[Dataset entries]
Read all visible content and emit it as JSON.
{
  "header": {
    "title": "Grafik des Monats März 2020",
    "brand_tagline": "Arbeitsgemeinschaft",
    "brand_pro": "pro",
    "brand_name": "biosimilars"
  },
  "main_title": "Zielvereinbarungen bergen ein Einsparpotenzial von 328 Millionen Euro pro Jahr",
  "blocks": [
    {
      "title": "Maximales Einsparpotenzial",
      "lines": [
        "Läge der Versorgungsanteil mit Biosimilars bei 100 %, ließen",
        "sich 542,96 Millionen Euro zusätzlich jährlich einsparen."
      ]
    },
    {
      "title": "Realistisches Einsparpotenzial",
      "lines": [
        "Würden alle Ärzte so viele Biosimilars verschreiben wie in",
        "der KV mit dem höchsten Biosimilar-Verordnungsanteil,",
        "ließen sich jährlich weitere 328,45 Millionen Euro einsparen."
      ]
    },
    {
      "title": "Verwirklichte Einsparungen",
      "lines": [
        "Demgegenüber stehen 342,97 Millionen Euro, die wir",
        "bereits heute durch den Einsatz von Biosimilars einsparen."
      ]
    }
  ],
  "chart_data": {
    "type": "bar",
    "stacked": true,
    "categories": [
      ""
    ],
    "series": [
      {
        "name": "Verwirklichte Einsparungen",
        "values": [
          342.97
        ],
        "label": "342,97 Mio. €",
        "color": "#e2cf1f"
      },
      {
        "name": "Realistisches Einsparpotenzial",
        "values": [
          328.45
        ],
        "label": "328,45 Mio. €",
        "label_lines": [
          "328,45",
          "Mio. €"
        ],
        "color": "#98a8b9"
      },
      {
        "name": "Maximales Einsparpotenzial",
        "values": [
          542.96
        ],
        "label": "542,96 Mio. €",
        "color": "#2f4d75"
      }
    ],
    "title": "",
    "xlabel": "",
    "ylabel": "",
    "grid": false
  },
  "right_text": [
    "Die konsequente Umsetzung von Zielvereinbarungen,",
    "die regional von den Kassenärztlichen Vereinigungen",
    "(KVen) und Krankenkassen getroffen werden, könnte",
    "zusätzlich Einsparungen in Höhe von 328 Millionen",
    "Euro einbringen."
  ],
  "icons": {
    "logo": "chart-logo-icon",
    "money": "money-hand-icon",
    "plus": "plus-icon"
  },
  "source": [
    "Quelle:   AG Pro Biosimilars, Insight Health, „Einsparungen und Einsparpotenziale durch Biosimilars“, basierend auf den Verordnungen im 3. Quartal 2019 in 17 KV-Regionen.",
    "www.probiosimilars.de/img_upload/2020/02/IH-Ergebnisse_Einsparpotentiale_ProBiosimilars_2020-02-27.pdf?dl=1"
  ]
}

YOUR INSTRUCTIONS
Using the material above, print every entry exactly as written.

SOLUTION FOR THIS PROBLEM
Read all visible content and emit it as JSON.
{
  "header": {
    "title": "Grafik des Monats März 2020",
    "brand_tagline": "Arbeitsgemeinschaft",
    "brand_pro": "pro",
    "brand_name": "biosimilars"
  },
  "main_title": "Zielvereinbarungen bergen ein Einsparpotenzial von 328 Millionen Euro pro Jahr",
  "blocks": [
    {
      "title": "Maximales Einsparpotenzial",
      "lines": [
        "Läge der Versorgungsanteil mit Biosimilars bei 100 %, ließen",
        "sich 542,96 Millionen Euro zusätzlich jährlich einsparen."
      ]
    },
    {
      "title": "Realistisches Einsparpotenzial",
      "lines": [
        "Würden alle Ärzte so viele Biosimilars verschreiben wie in",
        "der KV mit dem höchsten Biosimilar-Verordnungsanteil,",
        "ließen sich jährlich weitere 328,45 Millionen Euro einsparen."
      ]
    },
    {
      "title": "Verwirklichte Einsparungen",
      "lines": [
        "Demgegenüber stehen 342,97 Millionen Euro, die wir",
        "bereits heute durch den Einsatz von Biosimilars einsparen."
      ]
    }
  ],
  "chart_data": {
    "type": "bar",
    "stacked": true,
    "categories": [
      ""
    ],
    "series": [
      {
        "name": "Verwirklichte Einsparungen",
        "values": [
          342.97
        ],
        "label": "342,97 Mio. €",
        "color": "#e2cf1f"
      },
      {
        "name": "Realistisches Einsparpotenzial",
        "values": [
          328.45
        ],
        "label": "328,45 Mio. €",
        "label_lines": [
          "328,45",
          "Mio. €"
        ],
        "color": "#98a8b9"
      },
      {
        "name": "Maximales Einsparpotenzial",
        "values": [
          542.96
        ],
        "label": "542,96 Mio. €",
        "color": "#2f4d75"
      }
    ],
    "title": "",
    "xlabel": "",
    "ylabel": "",
    "grid": false
  },
  "right_text": [
    "Die konsequente Umsetzung von Zielvereinbarungen,",
    "die regional von den Kassenärztlichen Vereinigungen",
    "(KVen) und Krankenkassen getroffen werden, könnte",
    "zusätzlich Einsparungen in Höhe von 328 Millionen",
    "Euro einbringen."
  ],
  "icons": {
    "logo": "chart-logo-icon",
    "money": "money-hand-icon",
    "plus": "plus-icon"
  },
  "source": [
    "Quelle:   AG Pro Biosimilars, Insight Health, „Einsparungen und Einsparpotenziale durch Biosimilars“, basierend auf den Verordnungen im 3. Quartal 2019 in 17 KV-Regionen.",
    "www.probiosimilars.de/img_upload/2020/02/IH-Ergebnisse_Einsparpotentiale_ProBiosimilars_2020-02-27.pdf?dl=1"
  ]
}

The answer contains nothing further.